--- Start Records for this exercise ---

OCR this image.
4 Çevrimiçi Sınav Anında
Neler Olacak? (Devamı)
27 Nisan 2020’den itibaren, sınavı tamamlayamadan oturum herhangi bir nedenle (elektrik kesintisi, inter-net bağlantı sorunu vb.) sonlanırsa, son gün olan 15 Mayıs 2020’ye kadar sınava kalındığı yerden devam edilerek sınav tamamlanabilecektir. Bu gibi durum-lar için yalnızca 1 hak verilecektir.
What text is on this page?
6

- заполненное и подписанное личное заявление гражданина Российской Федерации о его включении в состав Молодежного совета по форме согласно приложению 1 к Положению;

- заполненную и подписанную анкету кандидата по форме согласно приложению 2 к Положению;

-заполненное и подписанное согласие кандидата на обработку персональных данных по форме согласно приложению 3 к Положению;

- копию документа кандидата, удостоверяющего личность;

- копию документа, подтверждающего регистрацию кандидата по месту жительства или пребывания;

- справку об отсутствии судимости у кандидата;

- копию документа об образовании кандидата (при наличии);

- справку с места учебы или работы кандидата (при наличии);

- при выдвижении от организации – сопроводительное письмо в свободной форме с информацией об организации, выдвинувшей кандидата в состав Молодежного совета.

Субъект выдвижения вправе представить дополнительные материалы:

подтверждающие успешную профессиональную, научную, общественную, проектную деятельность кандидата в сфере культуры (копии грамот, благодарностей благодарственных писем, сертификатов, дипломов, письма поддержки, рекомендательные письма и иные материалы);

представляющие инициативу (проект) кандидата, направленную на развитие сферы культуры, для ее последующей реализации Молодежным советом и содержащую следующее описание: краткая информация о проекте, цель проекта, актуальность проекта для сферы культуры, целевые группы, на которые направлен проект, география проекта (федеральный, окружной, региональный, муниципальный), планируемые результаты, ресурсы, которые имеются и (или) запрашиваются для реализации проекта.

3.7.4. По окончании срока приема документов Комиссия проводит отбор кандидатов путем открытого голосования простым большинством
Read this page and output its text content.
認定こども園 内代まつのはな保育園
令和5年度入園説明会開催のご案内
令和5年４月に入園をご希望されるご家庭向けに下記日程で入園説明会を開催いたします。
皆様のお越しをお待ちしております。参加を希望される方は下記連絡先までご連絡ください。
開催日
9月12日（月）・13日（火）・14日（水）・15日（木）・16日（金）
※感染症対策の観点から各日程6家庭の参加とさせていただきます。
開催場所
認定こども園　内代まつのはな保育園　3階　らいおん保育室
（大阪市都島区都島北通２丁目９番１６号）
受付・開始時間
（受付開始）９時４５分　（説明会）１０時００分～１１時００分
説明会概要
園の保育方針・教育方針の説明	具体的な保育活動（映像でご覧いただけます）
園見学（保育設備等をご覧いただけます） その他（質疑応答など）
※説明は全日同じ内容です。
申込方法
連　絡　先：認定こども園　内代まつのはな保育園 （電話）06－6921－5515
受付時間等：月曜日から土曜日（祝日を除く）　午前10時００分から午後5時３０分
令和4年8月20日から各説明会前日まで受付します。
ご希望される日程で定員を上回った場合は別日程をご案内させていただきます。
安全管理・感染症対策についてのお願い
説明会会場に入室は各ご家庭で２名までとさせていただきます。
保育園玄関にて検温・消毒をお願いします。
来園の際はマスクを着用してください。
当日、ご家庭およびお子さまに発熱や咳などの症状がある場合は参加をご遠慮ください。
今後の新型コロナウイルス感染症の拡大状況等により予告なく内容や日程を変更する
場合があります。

--- End Records for this exercise ---

Task goal> Write the entire listing out again, word for word.

Response>
OCR this image.
4 Çevrimiçi Sınav Anında
Neler Olacak? (Devamı)
27 Nisan 2020’den itibaren, sınavı tamamlayamadan oturum herhangi bir nedenle (elektrik kesintisi, inter-net bağlantı sorunu vb.) sonlanırsa, son gün olan 15 Mayıs 2020’ye kadar sınava kalındığı yerden devam edilerek sınav tamamlanabilecektir. Bu gibi durum-lar için yalnızca 1 hak verilecektir.
What text is on this page?
6

- заполненное и подписанное личное заявление гражданина Российской Федерации о его включении в состав Молодежного совета по форме согласно приложению 1 к Положению;

- заполненную и подписанную анкету кандидата по форме согласно приложению 2 к Положению;

-заполненное и подписанное согласие кандидата на обработку персональных данных по форме согласно приложению 3 к Положению;

- копию документа кандидата, удостоверяющего личность;

- копию документа, подтверждающего регистрацию кандидата по месту жительства или пребывания;

- справку об отсутствии судимости у кандидата;

- копию документа об образовании кандидата (при наличии);

- справку с места учебы или работы кандидата (при наличии);

- при выдвижении от организации – сопроводительное письмо в свободной форме с информацией об организации, выдвинувшей кандидата в состав Молодежного совета.

Субъект выдвижения вправе представить дополнительные материалы:

подтверждающие успешную профессиональную, научную, общественную, проектную деятельность кандидата в сфере культуры (копии грамот, благодарностей благодарственных писем, сертификатов, дипломов, письма поддержки, рекомендательные письма и иные материалы);

представляющие инициативу (проект) кандидата, направленную на развитие сферы культуры, для ее последующей реализации Молодежным советом и содержащую следующее описание: краткая информация о проекте, цель проекта, актуальность проекта для сферы культуры, целевые группы, на которые направлен проект, география проекта (федеральный, окружной, региональный, муниципальный), планируемые результаты, ресурсы, которые имеются и (или) запрашиваются для реализации проекта.

3.7.4. По окончании срока приема документов Комиссия проводит отбор кандидатов путем открытого голосования простым большинством
Read this page and output its text content.
認定こども園 内代まつのはな保育園
令和5年度入園説明会開催のご案内
令和5年４月に入園をご希望されるご家庭向けに下記日程で入園説明会を開催いたします。
皆様のお越しをお待ちしております。参加を希望される方は下記連絡先までご連絡ください。
開催日
9月12日（月）・13日（火）・14日（水）・15日（木）・16日（金）
※感染症対策の観点から各日程6家庭の参加とさせていただきます。
開催場所
認定こども園　内代まつのはな保育園　3階　らいおん保育室
（大阪市都島区都島北通２丁目９番１６号）
受付・開始時間
（受付開始）９時４５分　（説明会）１０時００分～１１時００分
説明会概要
園の保育方針・教育方針の説明	具体的な保育活動（映像でご覧いただけます）
園見学（保育設備等をご覧いただけます） その他（質疑応答など）
※説明は全日同じ内容です。
申込方法
連　絡　先：認定こども園　内代まつのはな保育園 （電話）06－6921－5515
受付時間等：月曜日から土曜日（祝日を除く）　午前10時００分から午後5時３０分
令和4年8月20日から各説明会前日まで受付します。
ご希望される日程で定員を上回った場合は別日程をご案内させていただきます。
安全管理・感染症対策についてのお願い
説明会会場に入室は各ご家庭で２名までとさせていただきます。
保育園玄関にて検温・消毒をお願いします。
来園の際はマスクを着用してください。
当日、ご家庭およびお子さまに発熱や咳などの症状がある場合は参加をご遠慮ください。
今後の新型コロナウイルス感染症の拡大状況等により予告なく内容や日程を変更する
場合があります。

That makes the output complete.